**Aim of the task**
Report the count of lines holding "name" in the records, with no other words.

**Supplied entries**
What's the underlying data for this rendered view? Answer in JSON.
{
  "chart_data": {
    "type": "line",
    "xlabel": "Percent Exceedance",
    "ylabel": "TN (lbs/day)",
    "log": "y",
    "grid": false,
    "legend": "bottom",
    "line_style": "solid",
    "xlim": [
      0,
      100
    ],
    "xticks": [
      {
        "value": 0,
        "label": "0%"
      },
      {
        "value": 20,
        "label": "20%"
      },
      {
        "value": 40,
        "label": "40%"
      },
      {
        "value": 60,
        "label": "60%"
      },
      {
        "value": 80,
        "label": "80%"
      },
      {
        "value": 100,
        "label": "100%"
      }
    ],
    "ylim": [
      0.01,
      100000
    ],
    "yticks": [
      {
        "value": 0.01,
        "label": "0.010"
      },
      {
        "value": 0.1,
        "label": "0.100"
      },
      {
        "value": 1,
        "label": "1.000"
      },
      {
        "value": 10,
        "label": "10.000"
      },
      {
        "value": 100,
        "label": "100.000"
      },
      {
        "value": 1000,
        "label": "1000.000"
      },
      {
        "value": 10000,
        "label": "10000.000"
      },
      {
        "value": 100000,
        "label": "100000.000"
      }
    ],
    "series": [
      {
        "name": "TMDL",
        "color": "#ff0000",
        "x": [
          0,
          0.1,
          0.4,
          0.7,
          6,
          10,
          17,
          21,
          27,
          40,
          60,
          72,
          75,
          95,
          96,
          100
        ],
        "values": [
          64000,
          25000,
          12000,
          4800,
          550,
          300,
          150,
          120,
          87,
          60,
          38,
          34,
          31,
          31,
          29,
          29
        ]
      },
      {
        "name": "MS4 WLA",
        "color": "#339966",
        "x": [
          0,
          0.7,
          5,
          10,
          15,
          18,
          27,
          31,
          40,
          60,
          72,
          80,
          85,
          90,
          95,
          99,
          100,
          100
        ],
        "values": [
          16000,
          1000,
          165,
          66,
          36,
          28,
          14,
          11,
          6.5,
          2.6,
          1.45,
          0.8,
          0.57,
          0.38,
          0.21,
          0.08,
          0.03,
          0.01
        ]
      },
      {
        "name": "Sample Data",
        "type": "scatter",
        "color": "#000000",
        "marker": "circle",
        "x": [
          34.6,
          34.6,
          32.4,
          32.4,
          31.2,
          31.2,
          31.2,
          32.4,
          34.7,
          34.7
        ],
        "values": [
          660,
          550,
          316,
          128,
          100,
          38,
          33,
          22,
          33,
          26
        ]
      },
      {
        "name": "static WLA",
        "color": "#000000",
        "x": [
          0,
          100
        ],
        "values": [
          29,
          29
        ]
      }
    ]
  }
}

**Result of this exercise**
4